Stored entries

** Start **

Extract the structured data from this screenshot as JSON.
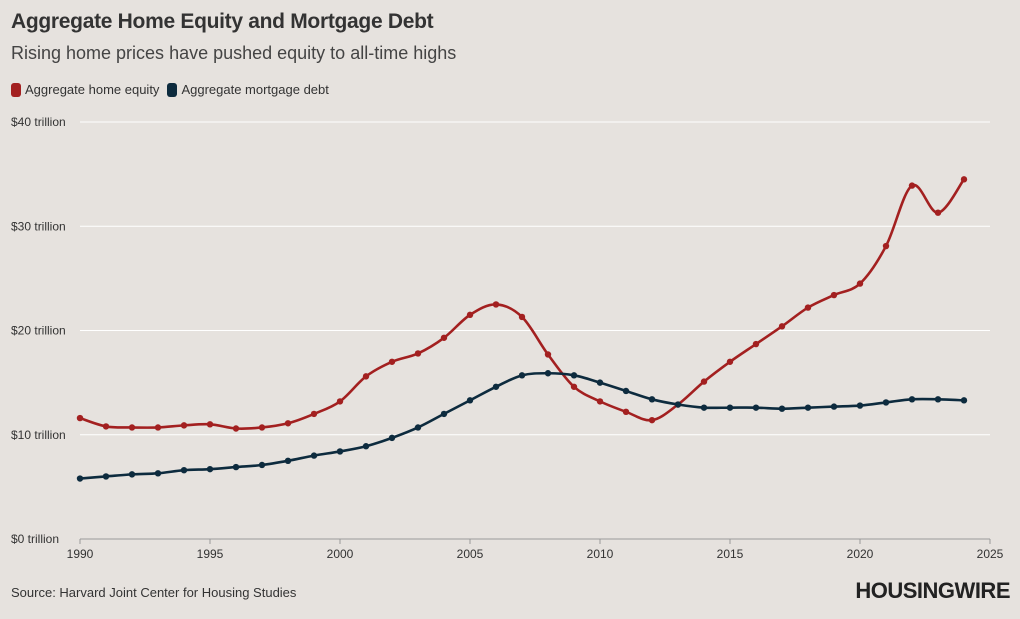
{
  "title": "Aggregate Home Equity and Mortgage Debt",
  "subtitle": "Rising home prices have pushed equity to all-time highs",
  "source": "Source: Harvard Joint Center for Housing Studies",
  "brand": "HOUSINGWIRE",
  "colors": {
    "equity": "#a32020",
    "debt": "#0d2b3e",
    "grid": "#ffffff",
    "background": "#e6e2de"
  },
  "chart_data": {
    "type": "line",
    "title": "Aggregate Home Equity and Mortgage Debt",
    "xlabel": "",
    "ylabel": "",
    "xlim": [
      1990,
      2025
    ],
    "ylim": [
      0,
      40
    ],
    "x_ticks": [
      1990,
      1995,
      2000,
      2005,
      2010,
      2015,
      2020,
      2025
    ],
    "y_ticks": [
      0,
      10,
      20,
      30,
      40
    ],
    "y_tick_labels": [
      "$0 trillion",
      "$10 trillion",
      "$20 trillion",
      "$30 trillion",
      "$40 trillion"
    ],
    "legend": "top-left",
    "x": [
      1990,
      1991,
      1992,
      1993,
      1994,
      1995,
      1996,
      1997,
      1998,
      1999,
      2000,
      2001,
      2002,
      2003,
      2004,
      2005,
      2006,
      2007,
      2008,
      2009,
      2010,
      2011,
      2012,
      2013,
      2014,
      2015,
      2016,
      2017,
      2018,
      2019,
      2020,
      2021,
      2022,
      2023,
      2024
    ],
    "series": [
      {
        "name": "Aggregate home equity",
        "color": "#a32020",
        "values": [
          11.6,
          10.8,
          10.7,
          10.7,
          10.9,
          11.0,
          10.6,
          10.7,
          11.1,
          12.0,
          13.2,
          15.6,
          17.0,
          17.8,
          19.3,
          21.5,
          22.5,
          21.3,
          17.7,
          14.6,
          13.2,
          12.2,
          11.4,
          12.9,
          15.1,
          17.0,
          18.7,
          20.4,
          22.2,
          23.4,
          24.5,
          28.1,
          33.9,
          31.3,
          34.5
        ]
      },
      {
        "name": "Aggregate mortgage debt",
        "color": "#0d2b3e",
        "values": [
          5.8,
          6.0,
          6.2,
          6.3,
          6.6,
          6.7,
          6.9,
          7.1,
          7.5,
          8.0,
          8.4,
          8.9,
          9.7,
          10.7,
          12.0,
          13.3,
          14.6,
          15.7,
          15.9,
          15.7,
          15.0,
          14.2,
          13.4,
          12.9,
          12.6,
          12.6,
          12.6,
          12.5,
          12.6,
          12.7,
          12.8,
          13.1,
          13.4,
          13.4,
          13.3
        ]
      }
    ]
  }
}
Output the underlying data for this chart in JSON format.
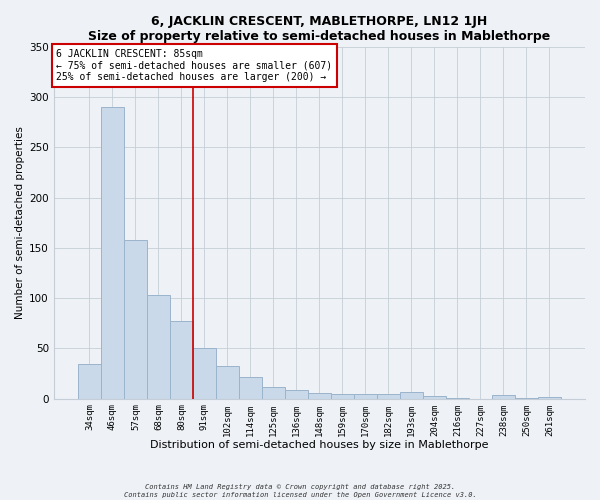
{
  "title": "6, JACKLIN CRESCENT, MABLETHORPE, LN12 1JH",
  "subtitle": "Size of property relative to semi-detached houses in Mablethorpe",
  "xlabel": "Distribution of semi-detached houses by size in Mablethorpe",
  "ylabel": "Number of semi-detached properties",
  "categories": [
    "34sqm",
    "46sqm",
    "57sqm",
    "68sqm",
    "80sqm",
    "91sqm",
    "102sqm",
    "114sqm",
    "125sqm",
    "136sqm",
    "148sqm",
    "159sqm",
    "170sqm",
    "182sqm",
    "193sqm",
    "204sqm",
    "216sqm",
    "227sqm",
    "238sqm",
    "250sqm",
    "261sqm"
  ],
  "values": [
    35,
    290,
    158,
    103,
    77,
    50,
    33,
    22,
    12,
    9,
    6,
    5,
    5,
    5,
    7,
    3,
    1,
    0,
    4,
    1,
    2
  ],
  "bar_color": "#c9d9ea",
  "bar_edge_color": "#9ab4cc",
  "grid_color": "#c5cdd6",
  "background_color": "#eef2f7",
  "vline_x_index": 4,
  "vline_color": "#cc0000",
  "annotation_title": "6 JACKLIN CRESCENT: 85sqm",
  "annotation_line1": "← 75% of semi-detached houses are smaller (607)",
  "annotation_line2": "25% of semi-detached houses are larger (200) →",
  "annotation_box_color": "#ffffff",
  "annotation_box_edge": "#cc0000",
  "ylim": [
    0,
    350
  ],
  "yticks": [
    0,
    50,
    100,
    150,
    200,
    250,
    300,
    350
  ],
  "footer1": "Contains HM Land Registry data © Crown copyright and database right 2025.",
  "footer2": "Contains public sector information licensed under the Open Government Licence v3.0."
}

** End **

_INSTRUCTIONS FOR THE TASK:_
Search the data above for the word "semi", then gather each line in which it appears.

_SOLUTION BELOW:_
  "subtitle": "Size of property relative to semi-detached houses in Mablethorpe",
  "xlabel": "Distribution of semi-detached houses by size in Mablethorpe",
  "ylabel": "Number of semi-detached properties",
  "annotation_line1": "← 75% of semi-detached houses are smaller (607)",
  "annotation_line2": "25% of semi-detached houses are larger (200) →",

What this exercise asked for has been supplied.